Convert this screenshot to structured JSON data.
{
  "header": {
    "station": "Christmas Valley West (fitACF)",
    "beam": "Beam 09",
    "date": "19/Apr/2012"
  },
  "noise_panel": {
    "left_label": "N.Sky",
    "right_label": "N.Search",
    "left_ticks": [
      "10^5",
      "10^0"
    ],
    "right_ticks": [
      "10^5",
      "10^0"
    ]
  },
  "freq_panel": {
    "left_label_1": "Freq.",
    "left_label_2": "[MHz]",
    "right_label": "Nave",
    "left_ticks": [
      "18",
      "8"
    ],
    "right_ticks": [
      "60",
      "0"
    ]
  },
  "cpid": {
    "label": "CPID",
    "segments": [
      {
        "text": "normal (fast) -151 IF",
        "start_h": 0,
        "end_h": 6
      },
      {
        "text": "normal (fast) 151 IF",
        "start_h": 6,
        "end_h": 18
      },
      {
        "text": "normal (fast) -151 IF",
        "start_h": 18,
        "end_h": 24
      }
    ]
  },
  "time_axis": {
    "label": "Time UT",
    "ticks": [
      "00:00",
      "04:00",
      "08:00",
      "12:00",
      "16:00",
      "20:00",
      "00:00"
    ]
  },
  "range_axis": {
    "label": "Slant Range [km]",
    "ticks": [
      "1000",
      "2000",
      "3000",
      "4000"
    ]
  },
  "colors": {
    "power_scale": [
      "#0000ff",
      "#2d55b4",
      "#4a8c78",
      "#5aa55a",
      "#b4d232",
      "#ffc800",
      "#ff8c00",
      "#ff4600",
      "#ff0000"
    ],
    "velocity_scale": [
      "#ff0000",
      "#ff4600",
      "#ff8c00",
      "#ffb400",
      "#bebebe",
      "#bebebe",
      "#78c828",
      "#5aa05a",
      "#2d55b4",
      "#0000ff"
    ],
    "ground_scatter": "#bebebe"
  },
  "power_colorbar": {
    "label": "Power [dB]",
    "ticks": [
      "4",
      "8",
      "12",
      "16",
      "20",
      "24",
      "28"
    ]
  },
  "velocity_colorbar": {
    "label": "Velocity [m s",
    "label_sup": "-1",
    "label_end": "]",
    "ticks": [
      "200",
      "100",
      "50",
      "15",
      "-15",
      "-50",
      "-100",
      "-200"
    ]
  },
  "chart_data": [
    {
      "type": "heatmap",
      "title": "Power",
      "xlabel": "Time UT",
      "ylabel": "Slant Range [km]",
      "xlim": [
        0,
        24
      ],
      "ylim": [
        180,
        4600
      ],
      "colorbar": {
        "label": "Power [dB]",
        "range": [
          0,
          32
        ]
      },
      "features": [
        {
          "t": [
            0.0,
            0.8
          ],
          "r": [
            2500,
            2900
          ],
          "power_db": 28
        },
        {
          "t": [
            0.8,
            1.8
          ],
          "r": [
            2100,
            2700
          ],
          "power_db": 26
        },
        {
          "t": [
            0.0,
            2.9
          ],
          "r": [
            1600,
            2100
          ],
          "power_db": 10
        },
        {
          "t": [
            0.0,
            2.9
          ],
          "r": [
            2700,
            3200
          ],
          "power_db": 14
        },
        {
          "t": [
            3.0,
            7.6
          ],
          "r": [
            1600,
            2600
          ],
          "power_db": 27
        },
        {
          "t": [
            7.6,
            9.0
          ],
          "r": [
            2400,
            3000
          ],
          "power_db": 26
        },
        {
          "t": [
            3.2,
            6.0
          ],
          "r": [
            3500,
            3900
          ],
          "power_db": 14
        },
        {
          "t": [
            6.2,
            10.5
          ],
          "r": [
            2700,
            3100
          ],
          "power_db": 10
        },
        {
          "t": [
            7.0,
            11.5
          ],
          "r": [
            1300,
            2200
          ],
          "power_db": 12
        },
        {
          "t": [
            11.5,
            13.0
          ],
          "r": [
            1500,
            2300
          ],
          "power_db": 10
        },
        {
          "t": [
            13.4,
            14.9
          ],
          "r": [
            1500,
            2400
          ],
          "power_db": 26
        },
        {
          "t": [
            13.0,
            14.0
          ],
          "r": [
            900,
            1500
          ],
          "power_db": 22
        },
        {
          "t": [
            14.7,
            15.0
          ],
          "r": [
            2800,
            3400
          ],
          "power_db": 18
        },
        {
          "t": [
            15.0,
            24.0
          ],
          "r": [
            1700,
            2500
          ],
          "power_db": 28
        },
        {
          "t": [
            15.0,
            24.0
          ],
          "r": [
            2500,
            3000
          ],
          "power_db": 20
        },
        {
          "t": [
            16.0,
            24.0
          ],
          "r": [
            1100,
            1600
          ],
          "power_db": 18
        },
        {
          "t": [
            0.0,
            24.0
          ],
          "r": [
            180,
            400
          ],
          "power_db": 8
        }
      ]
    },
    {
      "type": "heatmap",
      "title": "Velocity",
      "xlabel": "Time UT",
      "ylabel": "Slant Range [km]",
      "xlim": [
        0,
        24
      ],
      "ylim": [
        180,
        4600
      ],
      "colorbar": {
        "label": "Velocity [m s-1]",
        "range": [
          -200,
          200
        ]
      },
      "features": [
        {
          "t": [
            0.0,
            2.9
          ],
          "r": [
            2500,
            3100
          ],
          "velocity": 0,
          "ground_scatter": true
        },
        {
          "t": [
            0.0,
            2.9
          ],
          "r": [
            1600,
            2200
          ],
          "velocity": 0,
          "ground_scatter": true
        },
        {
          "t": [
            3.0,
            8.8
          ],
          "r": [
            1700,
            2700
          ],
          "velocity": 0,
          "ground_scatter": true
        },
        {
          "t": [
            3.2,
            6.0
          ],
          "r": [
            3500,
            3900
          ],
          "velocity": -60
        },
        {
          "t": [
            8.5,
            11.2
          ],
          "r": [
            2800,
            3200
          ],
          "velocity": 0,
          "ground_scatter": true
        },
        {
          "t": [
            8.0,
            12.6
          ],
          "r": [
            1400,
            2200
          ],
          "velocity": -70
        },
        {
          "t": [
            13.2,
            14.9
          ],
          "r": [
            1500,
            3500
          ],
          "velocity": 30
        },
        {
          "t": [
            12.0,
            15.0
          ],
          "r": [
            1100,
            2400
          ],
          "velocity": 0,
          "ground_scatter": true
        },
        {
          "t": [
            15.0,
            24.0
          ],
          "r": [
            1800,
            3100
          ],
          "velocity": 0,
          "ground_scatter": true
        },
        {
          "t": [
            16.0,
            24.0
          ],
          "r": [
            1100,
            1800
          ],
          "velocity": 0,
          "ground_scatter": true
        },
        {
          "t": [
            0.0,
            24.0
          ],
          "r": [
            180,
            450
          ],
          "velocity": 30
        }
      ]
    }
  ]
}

▶ [DO THIS]: Copy all of the data. Keep every word exactly as it is.

▶ [ANSWER BELOW]:
Convert this screenshot to structured JSON data.
{
  "header": {
    "station": "Christmas Valley West (fitACF)",
    "beam": "Beam 09",
    "date": "19/Apr/2012"
  },
  "noise_panel": {
    "left_label": "N.Sky",
    "right_label": "N.Search",
    "left_ticks": [
      "10^5",
      "10^0"
    ],
    "right_ticks": [
      "10^5",
      "10^0"
    ]
  },
  "freq_panel": {
    "left_label_1": "Freq.",
    "left_label_2": "[MHz]",
    "right_label": "Nave",
    "left_ticks": [
      "18",
      "8"
    ],
    "right_ticks": [
      "60",
      "0"
    ]
  },
  "cpid": {
    "label": "CPID",
    "segments": [
      {
        "text": "normal (fast) -151 IF",
        "start_h": 0,
        "end_h": 6
      },
      {
        "text": "normal (fast) 151 IF",
        "start_h": 6,
        "end_h": 18
      },
      {
        "text": "normal (fast) -151 IF",
        "start_h": 18,
        "end_h": 24
      }
    ]
  },
  "time_axis": {
    "label": "Time UT",
    "ticks": [
      "00:00",
      "04:00",
      "08:00",
      "12:00",
      "16:00",
      "20:00",
      "00:00"
    ]
  },
  "range_axis": {
    "label": "Slant Range [km]",
    "ticks": [
      "1000",
      "2000",
      "3000",
      "4000"
    ]
  },
  "colors": {
    "power_scale": [
      "#0000ff",
      "#2d55b4",
      "#4a8c78",
      "#5aa55a",
      "#b4d232",
      "#ffc800",
      "#ff8c00",
      "#ff4600",
      "#ff0000"
    ],
    "velocity_scale": [
      "#ff0000",
      "#ff4600",
      "#ff8c00",
      "#ffb400",
      "#bebebe",
      "#bebebe",
      "#78c828",
      "#5aa05a",
      "#2d55b4",
      "#0000ff"
    ],
    "ground_scatter": "#bebebe"
  },
  "power_colorbar": {
    "label": "Power [dB]",
    "ticks": [
      "4",
      "8",
      "12",
      "16",
      "20",
      "24",
      "28"
    ]
  },
  "velocity_colorbar": {
    "label": "Velocity [m s",
    "label_sup": "-1",
    "label_end": "]",
    "ticks": [
      "200",
      "100",
      "50",
      "15",
      "-15",
      "-50",
      "-100",
      "-200"
    ]
  },
  "chart_data": [
    {
      "type": "heatmap",
      "title": "Power",
      "xlabel": "Time UT",
      "ylabel": "Slant Range [km]",
      "xlim": [
        0,
        24
      ],
      "ylim": [
        180,
        4600
      ],
      "colorbar": {
        "label": "Power [dB]",
        "range": [
          0,
          32
        ]
      },
      "features": [
        {
          "t": [
            0.0,
            0.8
          ],
          "r": [
            2500,
            2900
          ],
          "power_db": 28
        },
        {
          "t": [
            0.8,
            1.8
          ],
          "r": [
            2100,
            2700
          ],
          "power_db": 26
        },
        {
          "t": [
            0.0,
            2.9
          ],
          "r": [
            1600,
            2100
          ],
          "power_db": 10
        },
        {
          "t": [
            0.0,
            2.9
          ],
          "r": [
            2700,
            3200
          ],
          "power_db": 14
        },
        {
          "t": [
            3.0,
            7.6
          ],
          "r": [
            1600,
            2600
          ],
          "power_db": 27
        },
        {
          "t": [
            7.6,
            9.0
          ],
          "r": [
            2400,
            3000
          ],
          "power_db": 26
        },
        {
          "t": [
            3.2,
            6.0
          ],
          "r": [
            3500,
            3900
          ],
          "power_db": 14
        },
        {
          "t": [
            6.2,
            10.5
          ],
          "r": [
            2700,
            3100
          ],
          "power_db": 10
        },
        {
          "t": [
            7.0,
            11.5
          ],
          "r": [
            1300,
            2200
          ],
          "power_db": 12
        },
        {
          "t": [
            11.5,
            13.0
          ],
          "r": [
            1500,
            2300
          ],
          "power_db": 10
        },
        {
          "t": [
            13.4,
            14.9
          ],
          "r": [
            1500,
            2400
          ],
          "power_db": 26
        },
        {
          "t": [
            13.0,
            14.0
          ],
          "r": [
            900,
            1500
          ],
          "power_db": 22
        },
        {
          "t": [
            14.7,
            15.0
          ],
          "r": [
            2800,
            3400
          ],
          "power_db": 18
        },
        {
          "t": [
            15.0,
            24.0
          ],
          "r": [
            1700,
            2500
          ],
          "power_db": 28
        },
        {
          "t": [
            15.0,
            24.0
          ],
          "r": [
            2500,
            3000
          ],
          "power_db": 20
        },
        {
          "t": [
            16.0,
            24.0
          ],
          "r": [
            1100,
            1600
          ],
          "power_db": 18
        },
        {
          "t": [
            0.0,
            24.0
          ],
          "r": [
            180,
            400
          ],
          "power_db": 8
        }
      ]
    },
    {
      "type": "heatmap",
      "title": "Velocity",
      "xlabel": "Time UT",
      "ylabel": "Slant Range [km]",
      "xlim": [
        0,
        24
      ],
      "ylim": [
        180,
        4600
      ],
      "colorbar": {
        "label": "Velocity [m s-1]",
        "range": [
          -200,
          200
        ]
      },
      "features": [
        {
          "t": [
            0.0,
            2.9
          ],
          "r": [
            2500,
            3100
          ],
          "velocity": 0,
          "ground_scatter": true
        },
        {
          "t": [
            0.0,
            2.9
          ],
          "r": [
            1600,
            2200
          ],
          "velocity": 0,
          "ground_scatter": true
        },
        {
          "t": [
            3.0,
            8.8
          ],
          "r": [
            1700,
            2700
          ],
          "velocity": 0,
          "ground_scatter": true
        },
        {
          "t": [
            3.2,
            6.0
          ],
          "r": [
            3500,
            3900
          ],
          "velocity": -60
        },
        {
          "t": [
            8.5,
            11.2
          ],
          "r": [
            2800,
            3200
          ],
          "velocity": 0,
          "ground_scatter": true
        },
        {
          "t": [
            8.0,
            12.6
          ],
          "r": [
            1400,
            2200
          ],
          "velocity": -70
        },
        {
          "t": [
            13.2,
            14.9
          ],
          "r": [
            1500,
            3500
          ],
          "velocity": 30
        },
        {
          "t": [
            12.0,
            15.0
          ],
          "r": [
            1100,
            2400
          ],
          "velocity": 0,
          "ground_scatter": true
        },
        {
          "t": [
            15.0,
            24.0
          ],
          "r": [
            1800,
            3100
          ],
          "velocity": 0,
          "ground_scatter": true
        },
        {
          "t": [
            16.0,
            24.0
          ],
          "r": [
            1100,
            1800
          ],
          "velocity": 0,
          "ground_scatter": true
        },
        {
          "t": [
            0.0,
            24.0
          ],
          "r": [
            180,
            450
          ],
          "velocity": 30
        }
      ]
    }
  ]
}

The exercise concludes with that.